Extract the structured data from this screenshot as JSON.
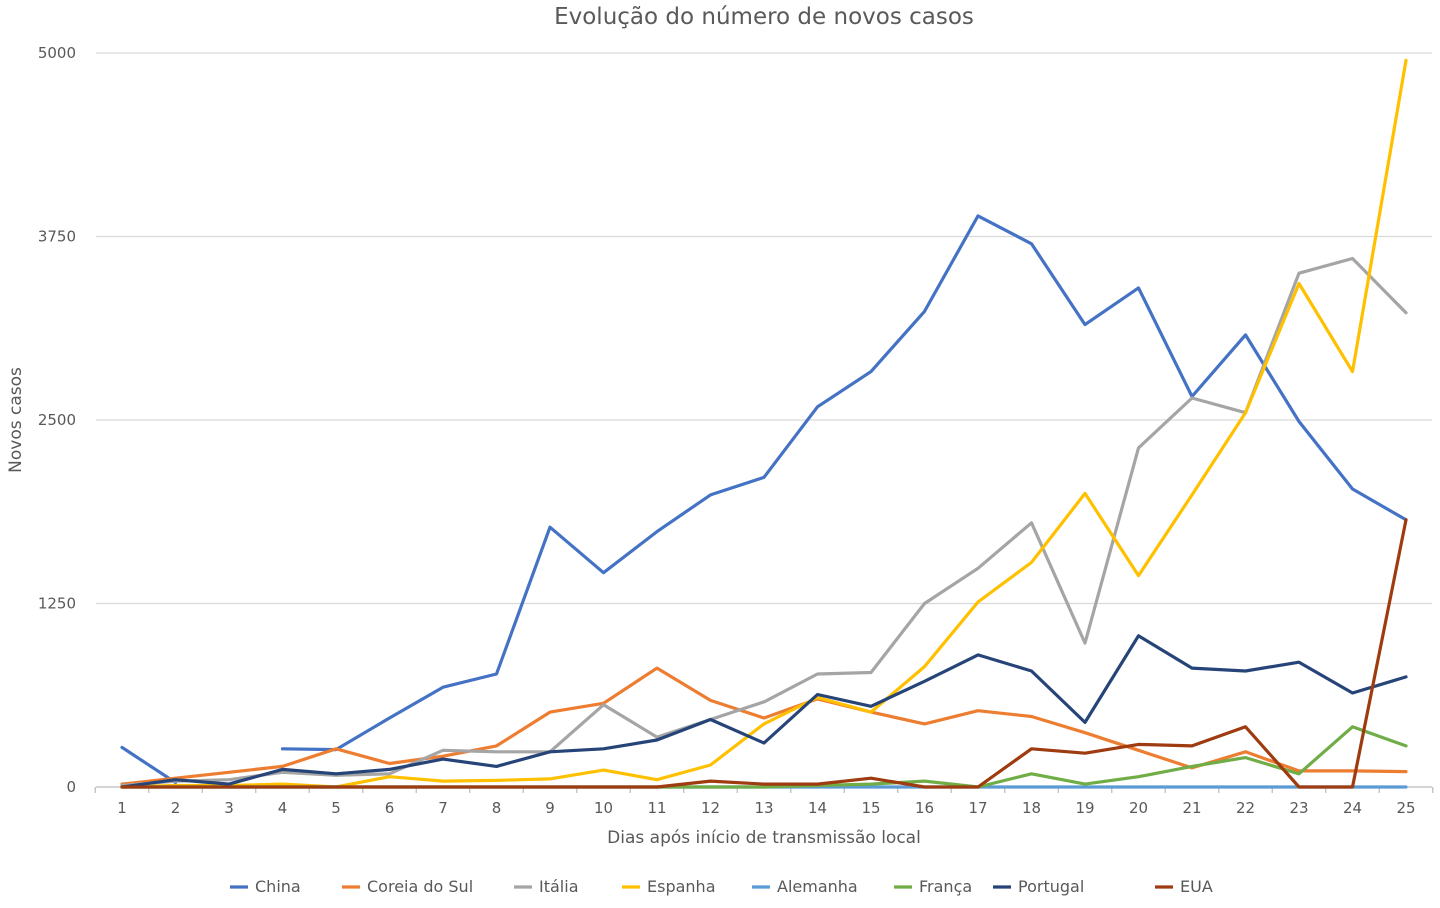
{
  "chart_data": {
    "type": "line",
    "title": "Evolução do número de novos casos",
    "xlabel": "Dias após início de transmissão local",
    "ylabel": "Novos casos",
    "ylim": [
      0,
      5000
    ],
    "yticks": [
      0,
      1250,
      2500,
      3750,
      5000
    ],
    "x": [
      1,
      2,
      3,
      4,
      5,
      6,
      7,
      8,
      9,
      10,
      11,
      12,
      13,
      14,
      15,
      16,
      17,
      18,
      19,
      20,
      21,
      22,
      23,
      24,
      25
    ],
    "grid": true,
    "legend_position": "bottom",
    "series": [
      {
        "name": "China",
        "color": "#4472C4",
        "values": [
          270,
          30,
          null,
          260,
          255,
          470,
          680,
          770,
          1770,
          1460,
          1740,
          1990,
          2110,
          2590,
          2830,
          3240,
          3890,
          3700,
          3150,
          3400,
          2660,
          3080,
          2490,
          2030,
          1820
        ]
      },
      {
        "name": "Coreia do Sul",
        "color": "#ED7D31",
        "values": [
          20,
          60,
          100,
          140,
          260,
          160,
          210,
          280,
          510,
          570,
          810,
          590,
          470,
          600,
          510,
          430,
          520,
          480,
          370,
          250,
          130,
          240,
          110,
          110,
          105
        ]
      },
      {
        "name": "Itália",
        "color": "#A5A5A5",
        "values": [
          10,
          40,
          50,
          100,
          80,
          90,
          250,
          240,
          240,
          560,
          340,
          460,
          580,
          770,
          780,
          1250,
          1490,
          1800,
          980,
          2310,
          2650,
          2550,
          3500,
          3600,
          3230
        ]
      },
      {
        "name": "Espanha",
        "color": "#FFC000",
        "values": [
          0,
          10,
          10,
          20,
          0,
          70,
          40,
          45,
          55,
          115,
          50,
          150,
          430,
          610,
          510,
          820,
          1260,
          1530,
          2000,
          1440,
          1990,
          2550,
          3430,
          2830,
          4950
        ]
      },
      {
        "name": "Alemanha",
        "color": "#5B9BD5",
        "values": [
          0,
          0,
          0,
          0,
          0,
          0,
          0,
          0,
          0,
          0,
          0,
          0,
          0,
          0,
          0,
          0,
          0,
          0,
          0,
          0,
          0,
          0,
          0,
          0,
          0
        ]
      },
      {
        "name": "França",
        "color": "#70AD47",
        "values": [
          0,
          0,
          0,
          0,
          0,
          0,
          0,
          0,
          0,
          0,
          0,
          0,
          0,
          10,
          20,
          40,
          0,
          90,
          20,
          70,
          140,
          200,
          90,
          410,
          280
        ]
      },
      {
        "name": "Portugal",
        "color": "#264478",
        "values": [
          0,
          50,
          20,
          120,
          90,
          120,
          190,
          140,
          240,
          260,
          320,
          460,
          300,
          630,
          550,
          720,
          900,
          790,
          440,
          1030,
          810,
          790,
          850,
          640,
          750
        ]
      },
      {
        "name": "EUA",
        "color": "#9E3B10",
        "values": [
          0,
          0,
          0,
          0,
          0,
          0,
          0,
          0,
          0,
          0,
          0,
          40,
          20,
          20,
          60,
          0,
          0,
          260,
          230,
          290,
          280,
          410,
          0,
          0,
          1820
        ]
      }
    ]
  }
}
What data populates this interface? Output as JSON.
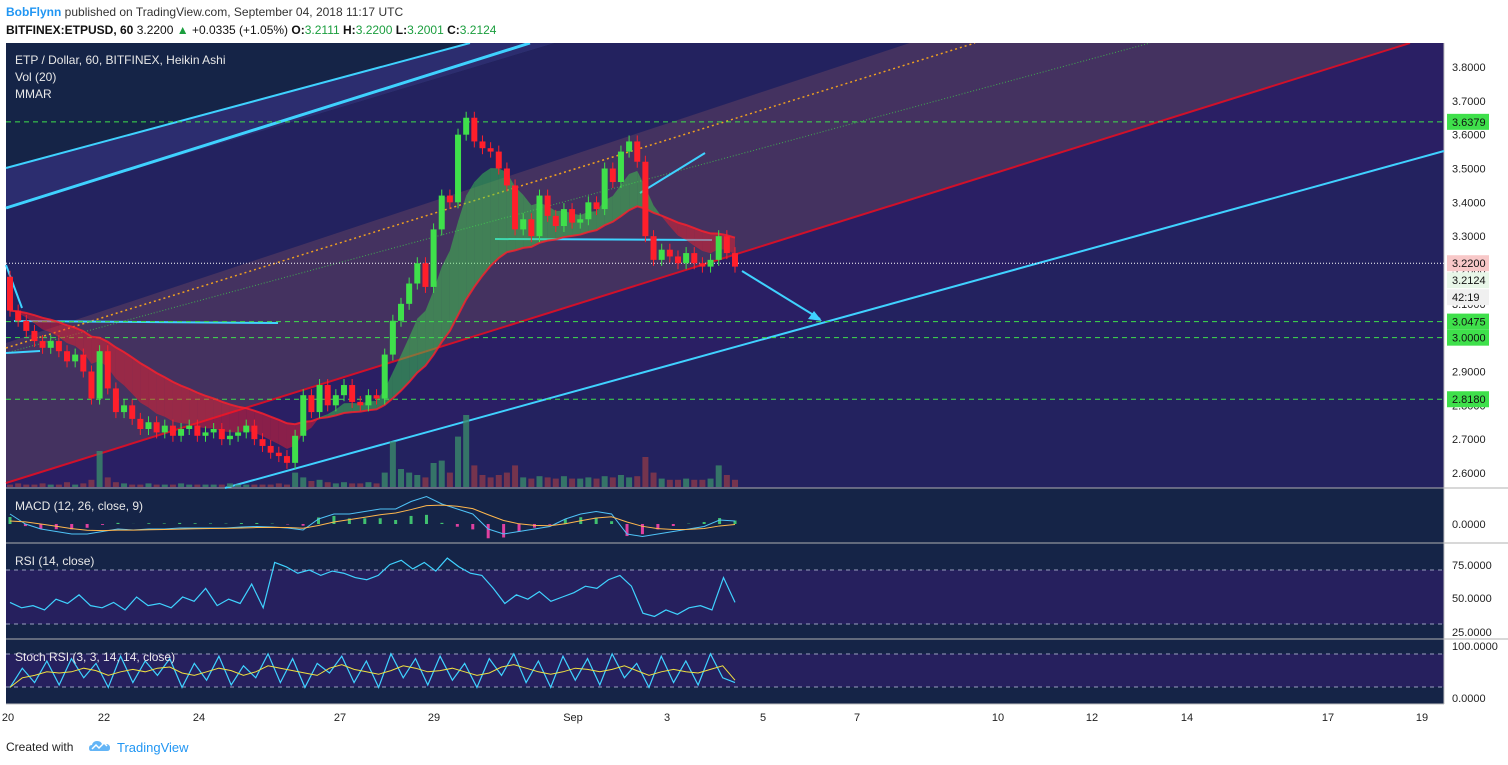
{
  "header": {
    "author": "BobFlynn",
    "published": "published on TradingView.com, September 04, 2018 11:17 UTC",
    "symbol": "BITFINEX:ETPUSD, 60",
    "price": "3.2200",
    "change": "+0.0335 (+1.05%)",
    "o_label": "O:",
    "o": "3.2111",
    "h_label": "H:",
    "h": "3.2200",
    "l_label": "L:",
    "l": "3.2001",
    "c_label": "C:",
    "c": "3.2124"
  },
  "panes": {
    "main": {
      "title": "ETP / Dollar, 60, BITFINEX, Heikin Ashi",
      "vol": "Vol (20)",
      "mmar": "MMAR"
    },
    "macd": {
      "title": "MACD (12, 26, close, 9)"
    },
    "rsi": {
      "title": "RSI (14, close)"
    },
    "stoch": {
      "title": "Stoch RSI (3, 3, 14, 14, close)"
    }
  },
  "footer": {
    "created": "Created with",
    "brand": "TradingView"
  },
  "colors": {
    "background": "#152447",
    "bull": "#3fe04b",
    "bear": "#ff1f2b",
    "channel": "#3fd2ff",
    "level": "#3fe04b"
  },
  "chart_data": {
    "type": "candlestick",
    "style": "Heikin Ashi",
    "ylim": [
      2.57,
      3.86
    ],
    "y_ticks": [
      "3.8000",
      "3.7000",
      "3.6000",
      "3.5000",
      "3.4000",
      "3.3000",
      "3.2000",
      "3.1000",
      "3.0000",
      "2.9000",
      "2.8000",
      "2.7000",
      "2.6000"
    ],
    "x_ticks": [
      "20",
      "22",
      "24",
      "27",
      "29",
      "Sep",
      "3",
      "5",
      "7",
      "10",
      "12",
      "14",
      "17",
      "19"
    ],
    "price_labels": [
      {
        "text": "3.6379",
        "kind": "level"
      },
      {
        "text": "3.2200",
        "kind": "current"
      },
      {
        "text": "3.2124",
        "kind": "close"
      },
      {
        "text": "42:19",
        "kind": "timer"
      },
      {
        "text": "3.0475",
        "kind": "level"
      },
      {
        "text": "3.0000",
        "kind": "level"
      },
      {
        "text": "2.8180",
        "kind": "level"
      }
    ],
    "levels": [
      3.6379,
      3.0475,
      3.0,
      2.818
    ],
    "candles": [
      [
        3.18,
        3.08
      ],
      [
        3.08,
        3.05
      ],
      [
        3.05,
        3.02
      ],
      [
        3.02,
        2.99
      ],
      [
        2.99,
        2.97
      ],
      [
        2.97,
        2.99
      ],
      [
        2.99,
        2.96
      ],
      [
        2.96,
        2.93
      ],
      [
        2.93,
        2.95
      ],
      [
        2.95,
        2.9
      ],
      [
        2.9,
        2.82
      ],
      [
        2.82,
        2.96
      ],
      [
        2.96,
        2.85
      ],
      [
        2.85,
        2.78
      ],
      [
        2.78,
        2.8
      ],
      [
        2.8,
        2.76
      ],
      [
        2.76,
        2.73
      ],
      [
        2.73,
        2.75
      ],
      [
        2.75,
        2.72
      ],
      [
        2.72,
        2.74
      ],
      [
        2.74,
        2.71
      ],
      [
        2.71,
        2.73
      ],
      [
        2.73,
        2.74
      ],
      [
        2.74,
        2.71
      ],
      [
        2.71,
        2.72
      ],
      [
        2.72,
        2.73
      ],
      [
        2.73,
        2.7
      ],
      [
        2.7,
        2.71
      ],
      [
        2.71,
        2.72
      ],
      [
        2.72,
        2.74
      ],
      [
        2.74,
        2.7
      ],
      [
        2.7,
        2.68
      ],
      [
        2.68,
        2.66
      ],
      [
        2.66,
        2.65
      ],
      [
        2.65,
        2.63
      ],
      [
        2.63,
        2.71
      ],
      [
        2.71,
        2.83
      ],
      [
        2.83,
        2.78
      ],
      [
        2.78,
        2.86
      ],
      [
        2.86,
        2.8
      ],
      [
        2.8,
        2.83
      ],
      [
        2.83,
        2.86
      ],
      [
        2.86,
        2.81
      ],
      [
        2.81,
        2.8
      ],
      [
        2.8,
        2.83
      ],
      [
        2.83,
        2.82
      ],
      [
        2.82,
        2.95
      ],
      [
        2.95,
        3.05
      ],
      [
        3.05,
        3.1
      ],
      [
        3.1,
        3.16
      ],
      [
        3.16,
        3.22
      ],
      [
        3.22,
        3.15
      ],
      [
        3.15,
        3.32
      ],
      [
        3.32,
        3.42
      ],
      [
        3.42,
        3.4
      ],
      [
        3.4,
        3.6
      ],
      [
        3.6,
        3.65
      ],
      [
        3.65,
        3.58
      ],
      [
        3.58,
        3.56
      ],
      [
        3.56,
        3.55
      ],
      [
        3.55,
        3.5
      ],
      [
        3.5,
        3.45
      ],
      [
        3.45,
        3.32
      ],
      [
        3.32,
        3.35
      ],
      [
        3.35,
        3.3
      ],
      [
        3.3,
        3.42
      ],
      [
        3.42,
        3.36
      ],
      [
        3.36,
        3.33
      ],
      [
        3.33,
        3.38
      ],
      [
        3.38,
        3.34
      ],
      [
        3.34,
        3.35
      ],
      [
        3.35,
        3.4
      ],
      [
        3.4,
        3.38
      ],
      [
        3.38,
        3.5
      ],
      [
        3.5,
        3.46
      ],
      [
        3.46,
        3.55
      ],
      [
        3.55,
        3.58
      ],
      [
        3.58,
        3.52
      ],
      [
        3.52,
        3.3
      ],
      [
        3.3,
        3.23
      ],
      [
        3.23,
        3.26
      ],
      [
        3.26,
        3.24
      ],
      [
        3.24,
        3.22
      ],
      [
        3.22,
        3.25
      ],
      [
        3.25,
        3.22
      ],
      [
        3.22,
        3.21
      ],
      [
        3.21,
        3.23
      ],
      [
        3.23,
        3.3
      ],
      [
        3.3,
        3.25
      ],
      [
        3.25,
        3.21
      ]
    ],
    "volume": [
      2,
      3,
      2,
      2,
      3,
      2,
      2,
      4,
      2,
      3,
      6,
      30,
      8,
      4,
      3,
      2,
      2,
      3,
      2,
      2,
      2,
      3,
      2,
      2,
      2,
      2,
      2,
      3,
      2,
      2,
      2,
      2,
      2,
      3,
      2,
      12,
      8,
      5,
      6,
      4,
      3,
      4,
      3,
      3,
      4,
      3,
      12,
      38,
      15,
      12,
      10,
      8,
      20,
      22,
      12,
      42,
      60,
      18,
      10,
      8,
      10,
      12,
      18,
      8,
      7,
      9,
      8,
      7,
      9,
      7,
      7,
      8,
      7,
      9,
      8,
      10,
      8,
      9,
      25,
      12,
      7,
      6,
      6,
      7,
      6,
      6,
      7,
      18,
      10,
      6
    ],
    "macd": [
      0.02,
      0,
      -0.01,
      -0.015,
      -0.02,
      -0.02,
      -0.015,
      -0.01,
      -0.012,
      -0.01,
      -0.01,
      -0.008,
      -0.008,
      -0.008,
      -0.008,
      -0.006,
      -0.005,
      -0.006,
      -0.008,
      -0.012,
      0.01,
      0.02,
      0.02,
      0.025,
      0.03,
      0.03,
      0.045,
      0.055,
      0.04,
      0.03,
      0.02,
      -0.01,
      -0.02,
      -0.015,
      -0.01,
      -0.005,
      0.01,
      0.02,
      0.025,
      0.02,
      -0.02,
      -0.025,
      -0.02,
      -0.015,
      -0.01,
      -0.005,
      0.008,
      0.006
    ],
    "rsi": [
      45,
      40,
      42,
      38,
      48,
      44,
      52,
      42,
      40,
      45,
      38,
      50,
      42,
      44,
      40,
      50,
      46,
      58,
      42,
      48,
      44,
      62,
      40,
      82,
      78,
      72,
      75,
      70,
      74,
      72,
      68,
      66,
      70,
      80,
      84,
      76,
      82,
      74,
      86,
      78,
      72,
      70,
      58,
      44,
      52,
      48,
      55,
      46,
      50,
      54,
      60,
      58,
      66,
      70,
      60,
      35,
      32,
      38,
      34,
      40,
      42,
      38,
      68,
      45
    ],
    "stoch": [
      20,
      60,
      30,
      75,
      25,
      80,
      40,
      70,
      20,
      85,
      30,
      75,
      45,
      80,
      20,
      70,
      35,
      85,
      25,
      65,
      40,
      90,
      30,
      80,
      20,
      70,
      50,
      85,
      30,
      75,
      20,
      90,
      40,
      80,
      25,
      85,
      35,
      70,
      20,
      80,
      45,
      90,
      30,
      75,
      20,
      85,
      35,
      80,
      25,
      90,
      40,
      70,
      20,
      85,
      30,
      75,
      25,
      90,
      40,
      30
    ]
  }
}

------------------------------------------------------------

What is being asked
Gather every line from the listing above in which "Heikin" appears, and copy those lines.

Result of this task
      "title": "ETP / Dollar, 60, BITFINEX, Heikin Ashi",
    "style": "Heikin Ashi",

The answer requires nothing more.